• **Written request**
Where a line contains the word "первом", copy that line.

• **Saved data entries**
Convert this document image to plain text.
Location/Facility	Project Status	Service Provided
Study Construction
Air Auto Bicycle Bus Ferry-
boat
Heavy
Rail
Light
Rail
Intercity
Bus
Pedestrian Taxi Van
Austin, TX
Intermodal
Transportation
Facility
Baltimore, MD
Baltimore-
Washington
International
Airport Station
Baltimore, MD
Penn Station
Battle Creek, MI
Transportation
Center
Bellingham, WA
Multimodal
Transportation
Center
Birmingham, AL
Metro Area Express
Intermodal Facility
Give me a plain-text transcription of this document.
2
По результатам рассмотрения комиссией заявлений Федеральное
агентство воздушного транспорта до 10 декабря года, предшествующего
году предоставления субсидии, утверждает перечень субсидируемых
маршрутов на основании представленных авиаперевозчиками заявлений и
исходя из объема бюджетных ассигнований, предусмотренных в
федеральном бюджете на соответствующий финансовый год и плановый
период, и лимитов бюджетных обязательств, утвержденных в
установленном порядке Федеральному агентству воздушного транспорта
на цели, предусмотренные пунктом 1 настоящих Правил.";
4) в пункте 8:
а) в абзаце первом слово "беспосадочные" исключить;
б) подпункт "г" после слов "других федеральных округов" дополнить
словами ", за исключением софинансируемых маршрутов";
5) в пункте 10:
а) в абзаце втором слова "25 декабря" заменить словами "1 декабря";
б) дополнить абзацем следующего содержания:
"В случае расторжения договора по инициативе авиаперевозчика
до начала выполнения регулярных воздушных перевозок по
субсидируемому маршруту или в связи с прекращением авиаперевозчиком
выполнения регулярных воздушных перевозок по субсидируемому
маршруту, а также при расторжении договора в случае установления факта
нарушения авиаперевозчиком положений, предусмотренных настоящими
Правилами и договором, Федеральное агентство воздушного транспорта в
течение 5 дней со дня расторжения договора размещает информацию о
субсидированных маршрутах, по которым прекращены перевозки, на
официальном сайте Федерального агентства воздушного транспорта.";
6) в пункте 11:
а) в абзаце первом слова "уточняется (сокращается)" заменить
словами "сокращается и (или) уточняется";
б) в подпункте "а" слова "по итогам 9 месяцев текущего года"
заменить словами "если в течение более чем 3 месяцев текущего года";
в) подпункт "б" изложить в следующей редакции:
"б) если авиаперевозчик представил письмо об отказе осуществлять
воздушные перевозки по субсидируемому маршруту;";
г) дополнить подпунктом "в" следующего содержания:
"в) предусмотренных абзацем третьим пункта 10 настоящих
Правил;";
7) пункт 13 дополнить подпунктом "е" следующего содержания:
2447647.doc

...

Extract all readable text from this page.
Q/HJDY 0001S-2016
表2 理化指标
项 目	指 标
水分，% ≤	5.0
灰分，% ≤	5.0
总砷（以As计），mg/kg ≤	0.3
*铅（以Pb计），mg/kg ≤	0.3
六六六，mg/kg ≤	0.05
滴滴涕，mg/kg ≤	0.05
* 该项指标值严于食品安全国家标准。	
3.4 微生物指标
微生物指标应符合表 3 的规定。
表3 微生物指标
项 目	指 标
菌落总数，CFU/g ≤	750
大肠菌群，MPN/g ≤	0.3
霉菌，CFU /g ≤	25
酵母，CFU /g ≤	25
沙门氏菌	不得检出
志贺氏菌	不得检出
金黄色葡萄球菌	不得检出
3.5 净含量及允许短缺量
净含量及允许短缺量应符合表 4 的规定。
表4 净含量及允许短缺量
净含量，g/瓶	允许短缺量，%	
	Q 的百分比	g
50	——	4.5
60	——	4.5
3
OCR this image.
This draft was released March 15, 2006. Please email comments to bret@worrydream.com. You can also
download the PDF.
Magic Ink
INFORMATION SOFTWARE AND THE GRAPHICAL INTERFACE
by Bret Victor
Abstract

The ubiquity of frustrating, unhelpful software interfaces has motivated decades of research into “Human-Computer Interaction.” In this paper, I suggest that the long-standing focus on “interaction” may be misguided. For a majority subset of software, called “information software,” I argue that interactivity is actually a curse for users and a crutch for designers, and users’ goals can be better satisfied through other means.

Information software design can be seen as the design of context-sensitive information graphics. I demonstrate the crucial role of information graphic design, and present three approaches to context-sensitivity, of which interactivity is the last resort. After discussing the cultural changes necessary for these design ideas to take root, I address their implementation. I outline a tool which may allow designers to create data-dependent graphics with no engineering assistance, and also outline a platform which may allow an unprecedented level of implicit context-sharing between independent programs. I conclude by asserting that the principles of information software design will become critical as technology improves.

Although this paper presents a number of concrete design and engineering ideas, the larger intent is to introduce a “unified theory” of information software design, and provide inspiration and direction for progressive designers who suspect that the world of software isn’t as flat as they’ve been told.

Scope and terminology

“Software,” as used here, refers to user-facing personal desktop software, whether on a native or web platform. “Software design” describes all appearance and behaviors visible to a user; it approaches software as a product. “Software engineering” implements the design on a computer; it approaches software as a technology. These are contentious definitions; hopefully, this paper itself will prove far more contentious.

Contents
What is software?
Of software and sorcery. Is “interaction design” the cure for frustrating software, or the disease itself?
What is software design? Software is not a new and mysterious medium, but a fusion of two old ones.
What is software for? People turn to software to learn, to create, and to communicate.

* * *

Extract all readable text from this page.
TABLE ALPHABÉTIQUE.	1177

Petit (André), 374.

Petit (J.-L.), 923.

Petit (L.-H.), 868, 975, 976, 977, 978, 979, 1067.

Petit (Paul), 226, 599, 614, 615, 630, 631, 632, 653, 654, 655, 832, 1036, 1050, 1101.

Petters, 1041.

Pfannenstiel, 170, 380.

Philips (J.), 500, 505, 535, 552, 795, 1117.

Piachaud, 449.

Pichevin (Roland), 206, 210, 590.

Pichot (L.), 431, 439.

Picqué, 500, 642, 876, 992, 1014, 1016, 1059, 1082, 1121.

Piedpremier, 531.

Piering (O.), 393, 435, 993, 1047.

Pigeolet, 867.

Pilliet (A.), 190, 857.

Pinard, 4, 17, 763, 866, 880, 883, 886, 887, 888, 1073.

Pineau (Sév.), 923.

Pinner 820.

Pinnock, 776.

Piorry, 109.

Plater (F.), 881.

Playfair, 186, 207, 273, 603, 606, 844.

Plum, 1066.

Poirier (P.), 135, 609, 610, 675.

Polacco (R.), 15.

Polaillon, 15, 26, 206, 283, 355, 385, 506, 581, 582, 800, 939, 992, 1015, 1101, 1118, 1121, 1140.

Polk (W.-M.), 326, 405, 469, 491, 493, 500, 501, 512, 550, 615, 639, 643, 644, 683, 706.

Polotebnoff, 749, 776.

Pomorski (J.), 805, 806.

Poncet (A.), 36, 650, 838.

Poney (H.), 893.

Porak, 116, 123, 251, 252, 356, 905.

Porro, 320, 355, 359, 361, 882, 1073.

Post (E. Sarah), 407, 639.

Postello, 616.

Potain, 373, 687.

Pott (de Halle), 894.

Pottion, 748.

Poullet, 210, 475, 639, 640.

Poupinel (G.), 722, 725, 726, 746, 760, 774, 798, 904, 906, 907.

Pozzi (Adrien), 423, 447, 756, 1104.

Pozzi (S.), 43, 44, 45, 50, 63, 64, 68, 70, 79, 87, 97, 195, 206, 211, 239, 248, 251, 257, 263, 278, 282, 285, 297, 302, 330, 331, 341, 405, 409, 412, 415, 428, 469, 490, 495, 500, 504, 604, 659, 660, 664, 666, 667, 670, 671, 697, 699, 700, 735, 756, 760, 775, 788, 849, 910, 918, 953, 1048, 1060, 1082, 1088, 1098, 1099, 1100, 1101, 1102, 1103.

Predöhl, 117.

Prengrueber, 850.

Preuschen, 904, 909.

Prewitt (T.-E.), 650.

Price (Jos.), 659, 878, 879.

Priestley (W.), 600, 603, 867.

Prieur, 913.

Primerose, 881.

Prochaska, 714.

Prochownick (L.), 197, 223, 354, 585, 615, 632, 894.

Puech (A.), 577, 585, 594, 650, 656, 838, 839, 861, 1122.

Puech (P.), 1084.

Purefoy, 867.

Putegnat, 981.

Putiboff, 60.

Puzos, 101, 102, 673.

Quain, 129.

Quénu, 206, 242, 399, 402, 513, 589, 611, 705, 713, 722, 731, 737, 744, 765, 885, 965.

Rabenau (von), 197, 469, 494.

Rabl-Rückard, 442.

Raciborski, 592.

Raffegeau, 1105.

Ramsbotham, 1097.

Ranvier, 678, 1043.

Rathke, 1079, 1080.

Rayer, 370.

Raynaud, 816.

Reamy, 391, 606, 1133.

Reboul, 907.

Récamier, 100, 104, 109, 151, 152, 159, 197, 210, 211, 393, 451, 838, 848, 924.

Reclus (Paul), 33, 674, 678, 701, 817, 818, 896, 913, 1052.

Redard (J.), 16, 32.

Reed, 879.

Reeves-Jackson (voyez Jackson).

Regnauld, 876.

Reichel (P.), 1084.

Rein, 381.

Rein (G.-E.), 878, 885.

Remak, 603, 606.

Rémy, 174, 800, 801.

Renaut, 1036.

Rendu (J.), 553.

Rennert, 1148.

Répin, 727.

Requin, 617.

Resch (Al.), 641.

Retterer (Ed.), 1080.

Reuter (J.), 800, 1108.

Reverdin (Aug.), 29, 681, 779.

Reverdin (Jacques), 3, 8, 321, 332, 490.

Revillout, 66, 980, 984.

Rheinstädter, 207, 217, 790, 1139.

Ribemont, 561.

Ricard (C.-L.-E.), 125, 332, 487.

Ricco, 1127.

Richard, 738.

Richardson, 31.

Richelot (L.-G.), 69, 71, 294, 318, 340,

• **Solution for this exercise**
а) в абзаце первом слово "беспосадочные" исключить;
а) в абзаце первом слова "уточняется (сокращается)" заменить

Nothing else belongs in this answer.